### TASK STATEMENT
Print the data that follows exactly.

### INFORMATION SUPPLIED

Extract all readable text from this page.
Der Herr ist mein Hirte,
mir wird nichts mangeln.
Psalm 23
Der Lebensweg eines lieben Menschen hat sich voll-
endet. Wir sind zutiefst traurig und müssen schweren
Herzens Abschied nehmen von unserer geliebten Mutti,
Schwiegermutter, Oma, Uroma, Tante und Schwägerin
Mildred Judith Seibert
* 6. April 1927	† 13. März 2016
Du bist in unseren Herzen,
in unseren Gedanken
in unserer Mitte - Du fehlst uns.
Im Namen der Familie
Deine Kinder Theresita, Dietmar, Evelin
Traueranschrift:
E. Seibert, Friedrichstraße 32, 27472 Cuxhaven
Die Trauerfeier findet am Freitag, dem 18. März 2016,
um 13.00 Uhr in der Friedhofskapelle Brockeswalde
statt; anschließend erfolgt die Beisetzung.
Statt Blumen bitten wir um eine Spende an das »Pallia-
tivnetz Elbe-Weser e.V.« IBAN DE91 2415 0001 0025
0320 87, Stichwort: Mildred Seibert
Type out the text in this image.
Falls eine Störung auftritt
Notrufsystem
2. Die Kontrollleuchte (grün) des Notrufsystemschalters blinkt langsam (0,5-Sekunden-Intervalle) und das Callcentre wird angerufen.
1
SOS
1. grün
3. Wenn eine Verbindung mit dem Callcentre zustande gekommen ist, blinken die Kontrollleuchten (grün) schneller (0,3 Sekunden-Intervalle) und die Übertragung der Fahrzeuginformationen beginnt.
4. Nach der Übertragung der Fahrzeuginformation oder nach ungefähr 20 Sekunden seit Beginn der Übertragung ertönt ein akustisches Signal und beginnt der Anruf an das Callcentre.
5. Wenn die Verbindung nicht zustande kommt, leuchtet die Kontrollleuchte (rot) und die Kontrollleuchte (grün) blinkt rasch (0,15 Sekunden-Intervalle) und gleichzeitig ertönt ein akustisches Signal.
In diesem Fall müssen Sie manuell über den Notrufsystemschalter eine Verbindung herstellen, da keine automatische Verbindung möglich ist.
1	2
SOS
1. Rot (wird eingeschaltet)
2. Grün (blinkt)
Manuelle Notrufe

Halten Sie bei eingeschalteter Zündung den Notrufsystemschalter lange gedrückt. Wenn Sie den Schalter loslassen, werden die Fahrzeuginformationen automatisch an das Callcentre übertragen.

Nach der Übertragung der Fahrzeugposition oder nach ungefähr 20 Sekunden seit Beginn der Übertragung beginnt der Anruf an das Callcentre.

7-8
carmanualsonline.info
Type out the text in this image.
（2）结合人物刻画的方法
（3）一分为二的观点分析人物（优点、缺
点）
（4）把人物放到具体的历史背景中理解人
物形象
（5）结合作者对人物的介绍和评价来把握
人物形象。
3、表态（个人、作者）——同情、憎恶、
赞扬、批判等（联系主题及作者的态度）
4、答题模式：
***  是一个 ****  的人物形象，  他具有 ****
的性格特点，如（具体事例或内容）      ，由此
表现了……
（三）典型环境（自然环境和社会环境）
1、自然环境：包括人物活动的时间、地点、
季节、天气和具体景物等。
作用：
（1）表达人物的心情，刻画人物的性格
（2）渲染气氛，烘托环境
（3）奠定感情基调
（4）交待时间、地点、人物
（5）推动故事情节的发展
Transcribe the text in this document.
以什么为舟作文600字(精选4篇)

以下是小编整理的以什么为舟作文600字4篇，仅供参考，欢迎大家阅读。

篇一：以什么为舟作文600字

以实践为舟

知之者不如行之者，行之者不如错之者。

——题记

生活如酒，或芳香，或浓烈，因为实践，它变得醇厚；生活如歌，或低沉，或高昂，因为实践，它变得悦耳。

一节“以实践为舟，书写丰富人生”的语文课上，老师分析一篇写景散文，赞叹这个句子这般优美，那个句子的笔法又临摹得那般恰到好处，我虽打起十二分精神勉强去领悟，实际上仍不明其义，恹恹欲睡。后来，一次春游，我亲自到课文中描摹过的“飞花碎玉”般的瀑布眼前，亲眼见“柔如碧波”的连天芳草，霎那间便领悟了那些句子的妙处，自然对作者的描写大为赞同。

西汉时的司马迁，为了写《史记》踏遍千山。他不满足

### IN RESPONSE
Extract all readable text from this page.
Der Herr ist mein Hirte,
mir wird nichts mangeln.
Psalm 23
Der Lebensweg eines lieben Menschen hat sich voll-
endet. Wir sind zutiefst traurig und müssen schweren
Herzens Abschied nehmen von unserer geliebten Mutti,
Schwiegermutter, Oma, Uroma, Tante und Schwägerin
Mildred Judith Seibert
* 6. April 1927	† 13. März 2016
Du bist in unseren Herzen,
in unseren Gedanken
in unserer Mitte - Du fehlst uns.
Im Namen der Familie
Deine Kinder Theresita, Dietmar, Evelin
Traueranschrift:
E. Seibert, Friedrichstraße 32, 27472 Cuxhaven
Die Trauerfeier findet am Freitag, dem 18. März 2016,
um 13.00 Uhr in der Friedhofskapelle Brockeswalde
statt; anschließend erfolgt die Beisetzung.
Statt Blumen bitten wir um eine Spende an das »Pallia-
tivnetz Elbe-Weser e.V.« IBAN DE91 2415 0001 0025
0320 87, Stichwort: Mildred Seibert
Type out the text in this image.
Falls eine Störung auftritt
Notrufsystem
2. Die Kontrollleuchte (grün) des Notrufsystemschalters blinkt langsam (0,5-Sekunden-Intervalle) und das Callcentre wird angerufen.
1
SOS
1. grün
3. Wenn eine Verbindung mit dem Callcentre zustande gekommen ist, blinken die Kontrollleuchten (grün) schneller (0,3 Sekunden-Intervalle) und die Übertragung der Fahrzeuginformationen beginnt.
4. Nach der Übertragung der Fahrzeuginformation oder nach ungefähr 20 Sekunden seit Beginn der Übertragung ertönt ein akustisches Signal und beginnt der Anruf an das Callcentre.
5. Wenn die Verbindung nicht zustande kommt, leuchtet die Kontrollleuchte (rot) und die Kontrollleuchte (grün) blinkt rasch (0,15 Sekunden-Intervalle) und gleichzeitig ertönt ein akustisches Signal.
In diesem Fall müssen Sie manuell über den Notrufsystemschalter eine Verbindung herstellen, da keine automatische Verbindung möglich ist.
1	2
SOS
1. Rot (wird eingeschaltet)
2. Grün (blinkt)
Manuelle Notrufe

Halten Sie bei eingeschalteter Zündung den Notrufsystemschalter lange gedrückt. Wenn Sie den Schalter loslassen, werden die Fahrzeuginformationen automatisch an das Callcentre übertragen.

Nach der Übertragung der Fahrzeugposition oder nach ungefähr 20 Sekunden seit Beginn der Übertragung beginnt der Anruf an das Callcentre.

7-8
carmanualsonline.info
Type out the text in this image.
（2）结合人物刻画的方法
（3）一分为二的观点分析人物（优点、缺
点）
（4）把人物放到具体的历史背景中理解人
物形象
（5）结合作者对人物的介绍和评价来把握
人物形象。
3、表态（个人、作者）——同情、憎恶、
赞扬、批判等（联系主题及作者的态度）
4、答题模式：
***  是一个 ****  的人物形象，  他具有 ****
的性格特点，如（具体事例或内容）      ，由此
表现了……
（三）典型环境（自然环境和社会环境）
1、自然环境：包括人物活动的时间、地点、
季节、天气和具体景物等。
作用：
（1）表达人物的心情，刻画人物的性格
（2）渲染气氛，烘托环境
（3）奠定感情基调
（4）交待时间、地点、人物
（5）推动故事情节的发展
Transcribe the text in this document.
以什么为舟作文600字(精选4篇)

以下是小编整理的以什么为舟作文600字4篇，仅供参考，欢迎大家阅读。

篇一：以什么为舟作文600字

以实践为舟

知之者不如行之者，行之者不如错之者。

——题记

生活如酒，或芳香，或浓烈，因为实践，它变得醇厚；生活如歌，或低沉，或高昂，因为实践，它变得悦耳。

一节“以实践为舟，书写丰富人生”的语文课上，老师分析一篇写景散文，赞叹这个句子这般优美，那个句子的笔法又临摹得那般恰到好处，我虽打起十二分精神勉强去领悟，实际上仍不明其义，恹恹欲睡。后来，一次春游，我亲自到课文中描摹过的“飞花碎玉”般的瀑布眼前，亲眼见“柔如碧波”的连天芳草，霎那间便领悟了那些句子的妙处，自然对作者的描写大为赞同。

西汉时的司马迁，为了写《史记》踏遍千山。他不满足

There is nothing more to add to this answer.